**SET PROBLEM**
All the data below goes into the copy word for word, but the pictures don't.

**EXTRACTED RECORDS**
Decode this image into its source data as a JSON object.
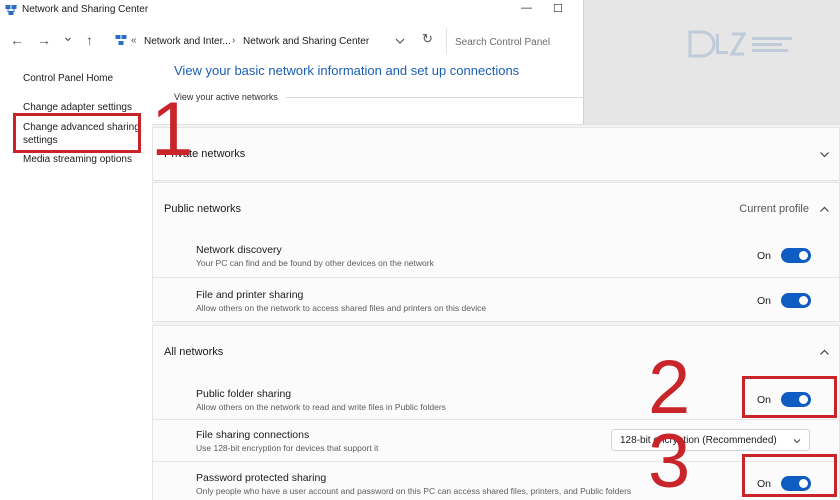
{
  "window": {
    "title": "Network and Sharing Center",
    "minimize_glyph": "—",
    "maximize_glyph": "☐",
    "app_icon": "network-center-icon"
  },
  "address_bar": {
    "back_glyph": "←",
    "forward_glyph": "→",
    "recent_glyph": "⌄",
    "up_glyph": "↑",
    "overflow_glyph": "«",
    "crumb_1": "Network and Inter...",
    "separator_glyph": "›",
    "crumb_2": "Network and Sharing Center",
    "refresh_glyph": "↻",
    "search_placeholder": "Search Control Panel"
  },
  "control_panel": {
    "nav": {
      "home": "Control Panel Home",
      "adapter": "Change adapter settings",
      "advanced_line1": "Change advanced sharing",
      "advanced_line2": "settings",
      "media": "Media streaming options"
    },
    "main_title": "View your basic network information and set up connections",
    "active_networks": "View your active networks"
  },
  "watermark": {
    "text": "DLZ TECH"
  },
  "advanced": {
    "private": {
      "label": "Private networks",
      "expanded": false
    },
    "public": {
      "label": "Public networks",
      "aside": "Current profile",
      "expanded": true,
      "settings": [
        {
          "title": "Network discovery",
          "desc": "Your PC can find and be found by other devices on the network",
          "state": "On"
        },
        {
          "title": "File and printer sharing",
          "desc": "Allow others on the network to access shared files and printers on this device",
          "state": "On"
        }
      ]
    },
    "all": {
      "label": "All networks",
      "expanded": true,
      "public_folder": {
        "title": "Public folder sharing",
        "desc": "Allow others on the network to read and write files in Public folders",
        "state": "On"
      },
      "connections": {
        "title": "File sharing connections",
        "desc": "Use 128-bit encryption for devices that support it",
        "selected": "128-bit encryption (Recommended)"
      },
      "password": {
        "title": "Password protected sharing",
        "desc": "Only people who have a user account and password on this PC can access shared files, printers, and Public folders",
        "state": "On"
      }
    }
  },
  "annotations": {
    "step1": "1",
    "step2": "2",
    "step3": "3",
    "color": "#c8242a"
  },
  "colors": {
    "accent": "#0f5cc2",
    "link": "#1a5fb4",
    "highlight": "#c8242a"
  }
}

**IN RESPONSE**
Decode this image into its source data as a JSON object.
{
  "window": {
    "title": "Network and Sharing Center",
    "minimize_glyph": "—",
    "maximize_glyph": "☐",
    "app_icon": "network-center-icon"
  },
  "address_bar": {
    "back_glyph": "←",
    "forward_glyph": "→",
    "recent_glyph": "⌄",
    "up_glyph": "↑",
    "overflow_glyph": "«",
    "crumb_1": "Network and Inter...",
    "separator_glyph": "›",
    "crumb_2": "Network and Sharing Center",
    "refresh_glyph": "↻",
    "search_placeholder": "Search Control Panel"
  },
  "control_panel": {
    "nav": {
      "home": "Control Panel Home",
      "adapter": "Change adapter settings",
      "advanced_line1": "Change advanced sharing",
      "advanced_line2": "settings",
      "media": "Media streaming options"
    },
    "main_title": "View your basic network information and set up connections",
    "active_networks": "View your active networks"
  },
  "watermark": {
    "text": "DLZ TECH"
  },
  "advanced": {
    "private": {
      "label": "Private networks",
      "expanded": false
    },
    "public": {
      "label": "Public networks",
      "aside": "Current profile",
      "expanded": true,
      "settings": [
        {
          "title": "Network discovery",
          "desc": "Your PC can find and be found by other devices on the network",
          "state": "On"
        },
        {
          "title": "File and printer sharing",
          "desc": "Allow others on the network to access shared files and printers on this device",
          "state": "On"
        }
      ]
    },
    "all": {
      "label": "All networks",
      "expanded": true,
      "public_folder": {
        "title": "Public folder sharing",
        "desc": "Allow others on the network to read and write files in Public folders",
        "state": "On"
      },
      "connections": {
        "title": "File sharing connections",
        "desc": "Use 128-bit encryption for devices that support it",
        "selected": "128-bit encryption (Recommended)"
      },
      "password": {
        "title": "Password protected sharing",
        "desc": "Only people who have a user account and password on this PC can access shared files, printers, and Public folders",
        "state": "On"
      }
    }
  },
  "annotations": {
    "step1": "1",
    "step2": "2",
    "step3": "3",
    "color": "#c8242a"
  },
  "colors": {
    "accent": "#0f5cc2",
    "link": "#1a5fb4",
    "highlight": "#c8242a"
  }
}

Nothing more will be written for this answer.